To be done: Write out, word for word, the section of the text below on Burma's ethnic conflicts that opens with the words containing "Enmities between certain" and closes with "the local population.".

Extract:
--------------------------------
Enmities between certain ethnic groups go back hundreds of years, dating from the times that Burman, Mon-Khmer, and Rakhine kingdoms fought each other, while more peaceable peoples were driven into remote areas. The end result was a central plain dominated by Burmans, encircled by various non-Burman populations who form the majority in the outlying and more rugged regions of the country. Most of the ethnic groups are concentrated within a particular region, which has been a central factor in the formation of ethnicity-based armed groups, each based in their home region and drawing support from the local population.

In the 19th century the British took over what is now Burma and formed it into a single entity under the Indian colonial administration. The Japanese occupied Burma during the Second World War but were driven out by British Empire forces as the war drew to an end. However, by that time Burmese nationalism was already too strong for the British, who negotiated with Burmese General Aung San and granted Burma independence in 1948. Although Aung San had negotiated agreements with some non-Burman groups, he was assassinated in 1947 and none of those agreements was ever honored. Instead, the new Burmese government refused any autonomy to non-Burman ethnic regions. Facing a communist insurgency from the beginning, the government soon found itself also facing an increasing number of armed ethnicity-based resistance groups all over the country, most of which were seeking their own independence.
--------------------------------
Dataset excerpt:

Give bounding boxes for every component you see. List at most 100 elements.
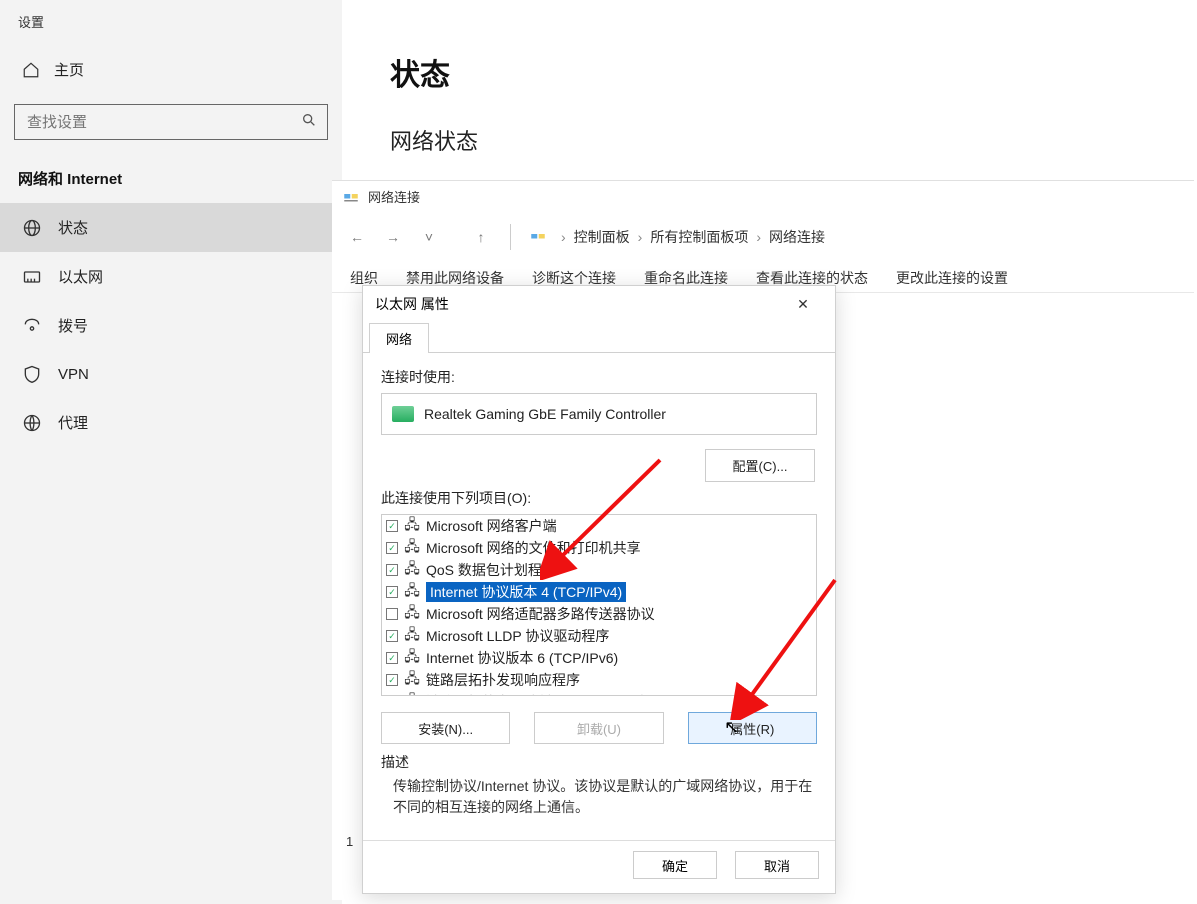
--------------------------------
Task result:
Enmities between certain ethnic groups go back hundreds of years, dating from the times that Burman, Mon-Khmer, and Rakhine kingdoms fought each other, while more peaceable peoples were driven into remote areas. The end result was a central plain dominated by Burmans, encircled by various non-Burman populations who form the majority in the outlying and more rugged regions of the country. Most of the ethnic groups are concentrated within a particular region, which has been a central factor in the formation of ethnicity-based armed groups, each based in their home region and drawing support from the local population.